-- BEGIN EXERCISE MATERIAL --

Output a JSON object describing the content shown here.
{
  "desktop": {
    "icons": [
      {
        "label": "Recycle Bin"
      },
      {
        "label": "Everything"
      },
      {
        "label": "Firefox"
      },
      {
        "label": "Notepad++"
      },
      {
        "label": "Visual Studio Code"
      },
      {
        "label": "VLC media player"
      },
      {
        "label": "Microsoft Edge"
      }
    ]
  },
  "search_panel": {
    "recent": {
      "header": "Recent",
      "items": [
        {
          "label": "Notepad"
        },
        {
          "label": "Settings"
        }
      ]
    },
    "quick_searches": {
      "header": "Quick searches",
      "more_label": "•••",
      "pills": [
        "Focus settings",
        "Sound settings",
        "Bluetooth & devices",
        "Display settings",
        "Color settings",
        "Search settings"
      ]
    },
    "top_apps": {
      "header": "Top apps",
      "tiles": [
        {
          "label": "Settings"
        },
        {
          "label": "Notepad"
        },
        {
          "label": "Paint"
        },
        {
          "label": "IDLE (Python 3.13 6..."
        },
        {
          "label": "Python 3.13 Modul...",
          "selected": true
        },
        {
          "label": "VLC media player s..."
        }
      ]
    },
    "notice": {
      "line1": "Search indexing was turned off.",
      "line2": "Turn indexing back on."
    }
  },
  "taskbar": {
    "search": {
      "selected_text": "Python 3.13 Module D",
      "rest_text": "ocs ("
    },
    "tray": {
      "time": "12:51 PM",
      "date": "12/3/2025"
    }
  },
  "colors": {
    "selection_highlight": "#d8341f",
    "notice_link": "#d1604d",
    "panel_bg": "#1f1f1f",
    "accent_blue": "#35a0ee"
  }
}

-- END EXERCISE MATERIAL --
-- BEGIN EXERCISE MATERIAL --

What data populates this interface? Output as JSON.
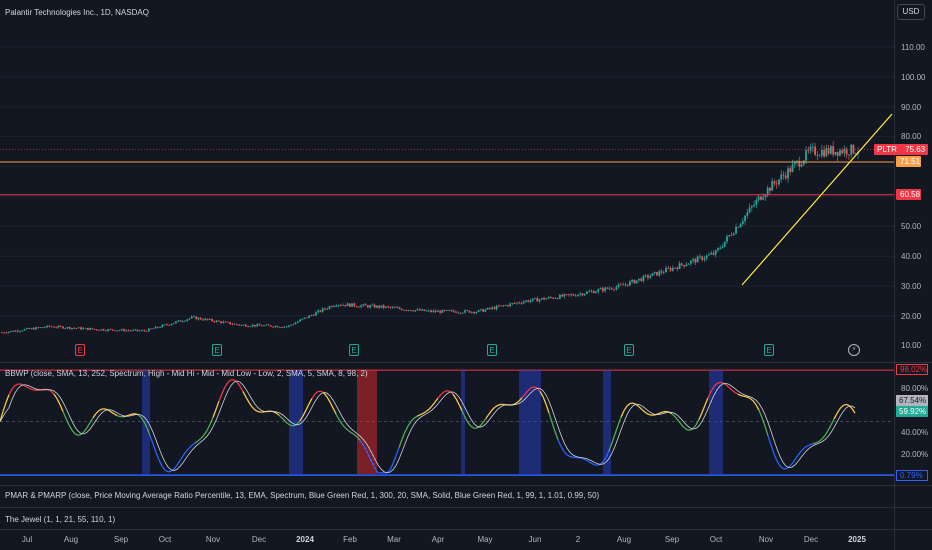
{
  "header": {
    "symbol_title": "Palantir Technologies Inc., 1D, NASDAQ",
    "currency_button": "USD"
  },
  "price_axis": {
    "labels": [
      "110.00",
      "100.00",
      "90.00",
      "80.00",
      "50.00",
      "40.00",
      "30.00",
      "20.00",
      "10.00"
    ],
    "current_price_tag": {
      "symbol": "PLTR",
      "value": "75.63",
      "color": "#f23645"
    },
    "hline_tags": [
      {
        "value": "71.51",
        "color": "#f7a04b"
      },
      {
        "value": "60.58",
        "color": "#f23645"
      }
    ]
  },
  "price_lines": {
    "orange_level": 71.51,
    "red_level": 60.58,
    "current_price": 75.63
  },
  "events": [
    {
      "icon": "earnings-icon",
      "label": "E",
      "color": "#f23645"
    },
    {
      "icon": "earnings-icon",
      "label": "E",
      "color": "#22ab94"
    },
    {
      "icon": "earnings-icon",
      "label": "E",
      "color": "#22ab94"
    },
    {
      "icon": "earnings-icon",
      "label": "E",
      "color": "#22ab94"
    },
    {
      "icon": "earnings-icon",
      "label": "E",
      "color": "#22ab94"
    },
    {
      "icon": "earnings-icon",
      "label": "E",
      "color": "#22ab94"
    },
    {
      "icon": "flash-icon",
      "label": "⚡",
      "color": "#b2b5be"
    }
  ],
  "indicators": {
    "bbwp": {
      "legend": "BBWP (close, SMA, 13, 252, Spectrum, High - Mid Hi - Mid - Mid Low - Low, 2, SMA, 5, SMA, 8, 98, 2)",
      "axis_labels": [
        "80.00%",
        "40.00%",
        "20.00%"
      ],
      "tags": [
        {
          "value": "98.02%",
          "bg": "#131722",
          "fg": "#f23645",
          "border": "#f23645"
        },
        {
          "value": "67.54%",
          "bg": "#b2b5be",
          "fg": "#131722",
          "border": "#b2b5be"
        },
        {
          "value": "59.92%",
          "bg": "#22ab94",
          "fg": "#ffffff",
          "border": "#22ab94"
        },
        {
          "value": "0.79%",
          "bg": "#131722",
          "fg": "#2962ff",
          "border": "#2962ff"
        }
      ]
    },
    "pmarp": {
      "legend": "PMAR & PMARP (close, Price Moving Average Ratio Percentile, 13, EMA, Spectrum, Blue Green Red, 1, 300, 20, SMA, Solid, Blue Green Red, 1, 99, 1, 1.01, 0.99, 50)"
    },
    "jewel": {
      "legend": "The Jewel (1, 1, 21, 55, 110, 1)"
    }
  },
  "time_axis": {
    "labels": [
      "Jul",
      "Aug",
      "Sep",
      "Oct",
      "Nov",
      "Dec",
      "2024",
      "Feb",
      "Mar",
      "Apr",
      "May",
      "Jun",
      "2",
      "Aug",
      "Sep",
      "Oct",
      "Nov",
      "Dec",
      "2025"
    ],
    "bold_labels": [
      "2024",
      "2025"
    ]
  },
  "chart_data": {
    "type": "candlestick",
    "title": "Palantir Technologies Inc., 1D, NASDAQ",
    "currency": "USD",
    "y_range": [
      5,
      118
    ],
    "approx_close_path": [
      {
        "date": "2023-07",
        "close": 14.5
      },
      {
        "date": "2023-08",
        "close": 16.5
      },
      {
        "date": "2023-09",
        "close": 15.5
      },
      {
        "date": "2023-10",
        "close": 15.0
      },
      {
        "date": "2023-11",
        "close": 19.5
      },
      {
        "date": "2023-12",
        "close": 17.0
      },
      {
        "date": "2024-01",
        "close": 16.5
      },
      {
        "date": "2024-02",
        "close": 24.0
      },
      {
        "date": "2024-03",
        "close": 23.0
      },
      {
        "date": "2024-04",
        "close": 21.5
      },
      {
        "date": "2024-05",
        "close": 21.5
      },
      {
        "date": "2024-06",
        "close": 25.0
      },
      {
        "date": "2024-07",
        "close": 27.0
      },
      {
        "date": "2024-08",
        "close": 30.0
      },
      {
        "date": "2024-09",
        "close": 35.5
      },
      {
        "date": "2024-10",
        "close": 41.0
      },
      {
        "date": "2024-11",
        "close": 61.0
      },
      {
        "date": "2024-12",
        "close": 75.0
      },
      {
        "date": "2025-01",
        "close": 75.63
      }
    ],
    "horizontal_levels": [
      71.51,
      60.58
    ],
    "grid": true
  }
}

-- END EXERCISE MATERIAL --

WORK TO COMPLETE:
Scan the material above for the string "Spectrum" and return the lines that hold it.

RESULT OF THE TASK:
      "legend": "BBWP (close, SMA, 13, 252, Spectrum, High - Mid Hi - Mid - Mid Low - Low, 2, SMA, 5, SMA, 8, 98, 2)",
      "legend": "PMAR & PMARP (close, Price Moving Average Ratio Percentile, 13, EMA, Spectrum, Blue Green Red, 1, 300, 20, SMA, Solid, Blue Green Red, 1, 99, 1, 1.01, 0.99, 50)"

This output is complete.